◆ Material supplied:
• • • •
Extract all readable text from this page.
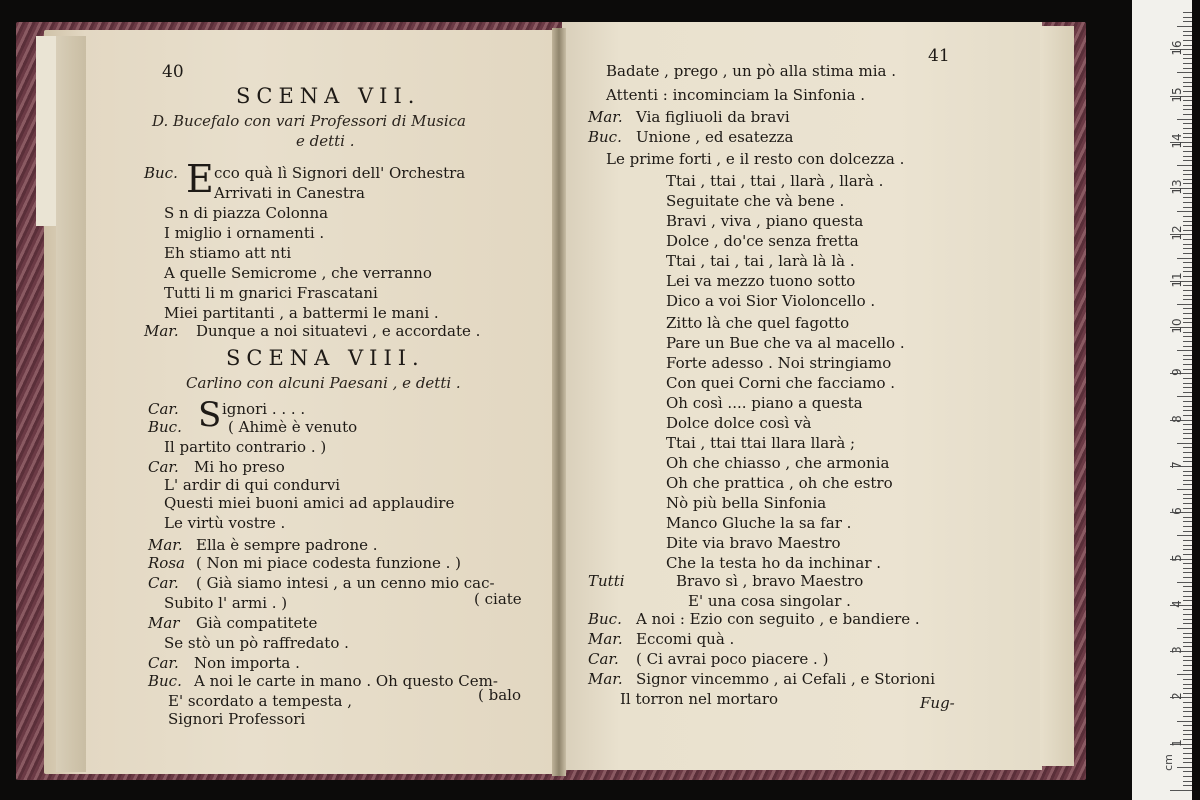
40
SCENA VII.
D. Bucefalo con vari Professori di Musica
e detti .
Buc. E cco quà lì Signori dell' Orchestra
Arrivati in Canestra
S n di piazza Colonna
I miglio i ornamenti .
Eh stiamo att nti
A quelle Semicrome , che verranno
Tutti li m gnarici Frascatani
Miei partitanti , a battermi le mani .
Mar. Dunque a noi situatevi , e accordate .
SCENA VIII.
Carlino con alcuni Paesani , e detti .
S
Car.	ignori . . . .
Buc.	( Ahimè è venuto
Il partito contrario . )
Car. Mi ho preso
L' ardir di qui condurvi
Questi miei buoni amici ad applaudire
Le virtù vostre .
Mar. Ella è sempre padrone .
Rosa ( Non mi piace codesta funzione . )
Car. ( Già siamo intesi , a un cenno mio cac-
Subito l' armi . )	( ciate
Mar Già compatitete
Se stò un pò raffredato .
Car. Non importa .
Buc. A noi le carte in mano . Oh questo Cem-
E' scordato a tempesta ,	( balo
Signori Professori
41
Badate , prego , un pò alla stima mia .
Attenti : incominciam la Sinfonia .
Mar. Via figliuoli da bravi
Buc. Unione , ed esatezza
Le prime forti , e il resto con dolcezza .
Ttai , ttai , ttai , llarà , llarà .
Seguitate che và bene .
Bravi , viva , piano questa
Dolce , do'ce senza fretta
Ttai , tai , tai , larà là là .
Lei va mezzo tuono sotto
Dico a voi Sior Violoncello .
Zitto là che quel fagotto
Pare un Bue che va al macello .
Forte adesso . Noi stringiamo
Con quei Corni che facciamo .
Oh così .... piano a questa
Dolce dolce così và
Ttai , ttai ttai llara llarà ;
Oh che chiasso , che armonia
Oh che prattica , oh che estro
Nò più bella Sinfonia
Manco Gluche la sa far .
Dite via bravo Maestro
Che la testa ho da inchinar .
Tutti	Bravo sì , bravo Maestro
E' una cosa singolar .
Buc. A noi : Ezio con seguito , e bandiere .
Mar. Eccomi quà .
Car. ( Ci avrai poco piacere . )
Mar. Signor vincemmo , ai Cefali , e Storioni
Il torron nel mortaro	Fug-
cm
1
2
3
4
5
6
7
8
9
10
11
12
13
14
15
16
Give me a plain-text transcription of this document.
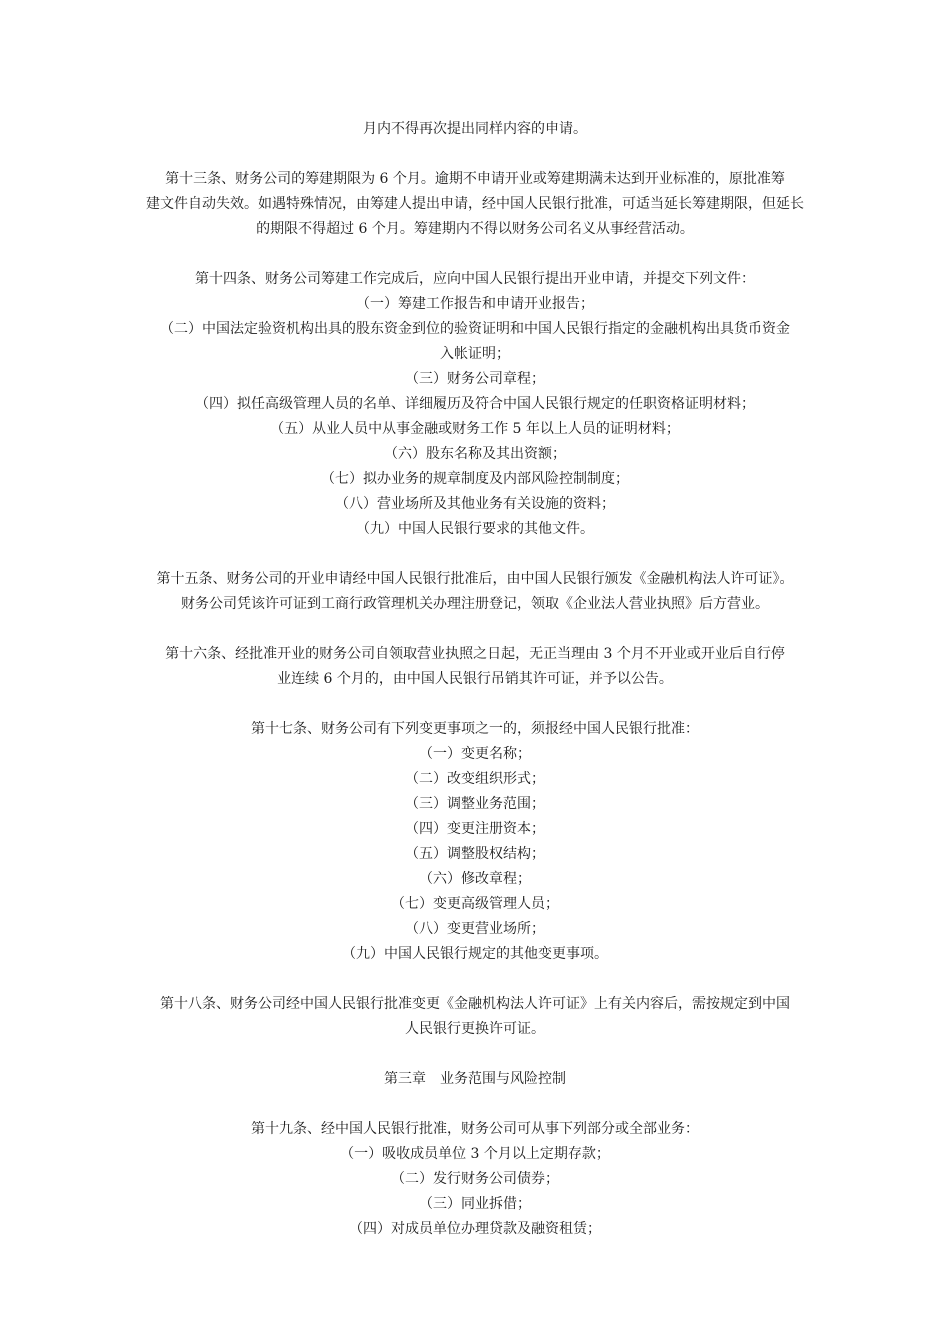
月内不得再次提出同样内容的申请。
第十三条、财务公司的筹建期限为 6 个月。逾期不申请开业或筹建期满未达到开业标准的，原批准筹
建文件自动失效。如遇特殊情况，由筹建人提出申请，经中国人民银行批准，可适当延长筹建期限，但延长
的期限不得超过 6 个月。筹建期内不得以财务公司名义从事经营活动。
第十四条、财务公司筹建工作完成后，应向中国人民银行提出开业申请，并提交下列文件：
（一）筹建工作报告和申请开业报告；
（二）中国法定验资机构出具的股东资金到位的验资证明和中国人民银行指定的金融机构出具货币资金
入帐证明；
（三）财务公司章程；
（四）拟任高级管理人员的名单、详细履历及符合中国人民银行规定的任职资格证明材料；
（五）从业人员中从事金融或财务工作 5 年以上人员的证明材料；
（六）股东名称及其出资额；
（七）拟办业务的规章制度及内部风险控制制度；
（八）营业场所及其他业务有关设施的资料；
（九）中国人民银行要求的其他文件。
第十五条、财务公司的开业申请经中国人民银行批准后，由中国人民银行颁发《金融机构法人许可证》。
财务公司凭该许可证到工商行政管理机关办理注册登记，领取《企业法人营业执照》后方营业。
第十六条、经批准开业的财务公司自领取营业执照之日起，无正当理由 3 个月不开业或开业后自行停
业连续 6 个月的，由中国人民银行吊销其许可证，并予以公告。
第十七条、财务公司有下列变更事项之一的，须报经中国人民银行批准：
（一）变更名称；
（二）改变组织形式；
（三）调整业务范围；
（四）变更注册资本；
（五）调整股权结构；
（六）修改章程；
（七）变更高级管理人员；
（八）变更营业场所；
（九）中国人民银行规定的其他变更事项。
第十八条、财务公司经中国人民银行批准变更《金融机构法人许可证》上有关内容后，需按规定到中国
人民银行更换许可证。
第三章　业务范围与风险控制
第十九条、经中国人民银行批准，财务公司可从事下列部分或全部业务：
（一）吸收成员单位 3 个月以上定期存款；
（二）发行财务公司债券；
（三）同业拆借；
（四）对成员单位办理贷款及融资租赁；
• • • •
Omit pictures; set down the rest of the material word for word.

Extract all readable text from this page.
40
SCENA VII.
D. Bucefalo con vari Professori di Musica
e detti .
Buc. E cco quà lì Signori dell' Orchestra
Arrivati in Canestra
S n di piazza Colonna
I miglio i ornamenti .
Eh stiamo att nti
A quelle Semicrome , che verranno
Tutti li m gnarici Frascatani
Miei partitanti , a battermi le mani .
Mar. Dunque a noi situatevi , e accordate .
SCENA VIII.
Carlino con alcuni Paesani , e detti .
S
Car.	ignori . . . .
Buc.	( Ahimè è venuto
Il partito contrario . )
Car. Mi ho preso
L' ardir di qui condurvi
Questi miei buoni amici ad applaudire
Le virtù vostre .
Mar. Ella è sempre padrone .
Rosa ( Non mi piace codesta funzione . )
Car. ( Già siamo intesi , a un cenno mio cac-
Subito l' armi . )	( ciate
Mar Già compatitete
Se stò un pò raffredato .
Car. Non importa .
Buc. A noi le carte in mano . Oh questo Cem-
E' scordato a tempesta ,	( balo
Signori Professori
41
Badate , prego , un pò alla stima mia .
Attenti : incominciam la Sinfonia .
Mar. Via figliuoli da bravi
Buc. Unione , ed esatezza
Le prime forti , e il resto con dolcezza .
Ttai , ttai , ttai , llarà , llarà .
Seguitate che và bene .
Bravi , viva , piano questa
Dolce , do'ce senza fretta
Ttai , tai , tai , larà là là .
Lei va mezzo tuono sotto
Dico a voi Sior Violoncello .
Zitto là che quel fagotto
Pare un Bue che va al macello .
Forte adesso . Noi stringiamo
Con quei Corni che facciamo .
Oh così .... piano a questa
Dolce dolce così và
Ttai , ttai ttai llara llarà ;
Oh che chiasso , che armonia
Oh che prattica , oh che estro
Nò più bella Sinfonia
Manco Gluche la sa far .
Dite via bravo Maestro
Che la testa ho da inchinar .
Tutti	Bravo sì , bravo Maestro
E' una cosa singolar .
Buc. A noi : Ezio con seguito , e bandiere .
Mar. Eccomi quà .
Car. ( Ci avrai poco piacere . )
Mar. Signor vincemmo , ai Cefali , e Storioni
Il torron nel mortaro	Fug-
cm
1
2
3
4
5
6
7
8
9
10
11
12
13
14
15
16
Give me a plain-text transcription of this document.
月内不得再次提出同样内容的申请。
第十三条、财务公司的筹建期限为 6 个月。逾期不申请开业或筹建期满未达到开业标准的，原批准筹
建文件自动失效。如遇特殊情况，由筹建人提出申请，经中国人民银行批准，可适当延长筹建期限，但延长
的期限不得超过 6 个月。筹建期内不得以财务公司名义从事经营活动。
第十四条、财务公司筹建工作完成后，应向中国人民银行提出开业申请，并提交下列文件：
（一）筹建工作报告和申请开业报告；
（二）中国法定验资机构出具的股东资金到位的验资证明和中国人民银行指定的金融机构出具货币资金
入帐证明；
（三）财务公司章程；
（四）拟任高级管理人员的名单、详细履历及符合中国人民银行规定的任职资格证明材料；
（五）从业人员中从事金融或财务工作 5 年以上人员的证明材料；
（六）股东名称及其出资额；
（七）拟办业务的规章制度及内部风险控制制度；
（八）营业场所及其他业务有关设施的资料；
（九）中国人民银行要求的其他文件。
第十五条、财务公司的开业申请经中国人民银行批准后，由中国人民银行颁发《金融机构法人许可证》。
财务公司凭该许可证到工商行政管理机关办理注册登记，领取《企业法人营业执照》后方营业。
第十六条、经批准开业的财务公司自领取营业执照之日起，无正当理由 3 个月不开业或开业后自行停
业连续 6 个月的，由中国人民银行吊销其许可证，并予以公告。
第十七条、财务公司有下列变更事项之一的，须报经中国人民银行批准：
（一）变更名称；
（二）改变组织形式；
（三）调整业务范围；
（四）变更注册资本；
（五）调整股权结构；
（六）修改章程；
（七）变更高级管理人员；
（八）变更营业场所；
（九）中国人民银行规定的其他变更事项。
第十八条、财务公司经中国人民银行批准变更《金融机构法人许可证》上有关内容后，需按规定到中国
人民银行更换许可证。
第三章　业务范围与风险控制
第十九条、经中国人民银行批准，财务公司可从事下列部分或全部业务：
（一）吸收成员单位 3 个月以上定期存款；
（二）发行财务公司债券；
（三）同业拆借；
（四）对成员单位办理贷款及融资租赁；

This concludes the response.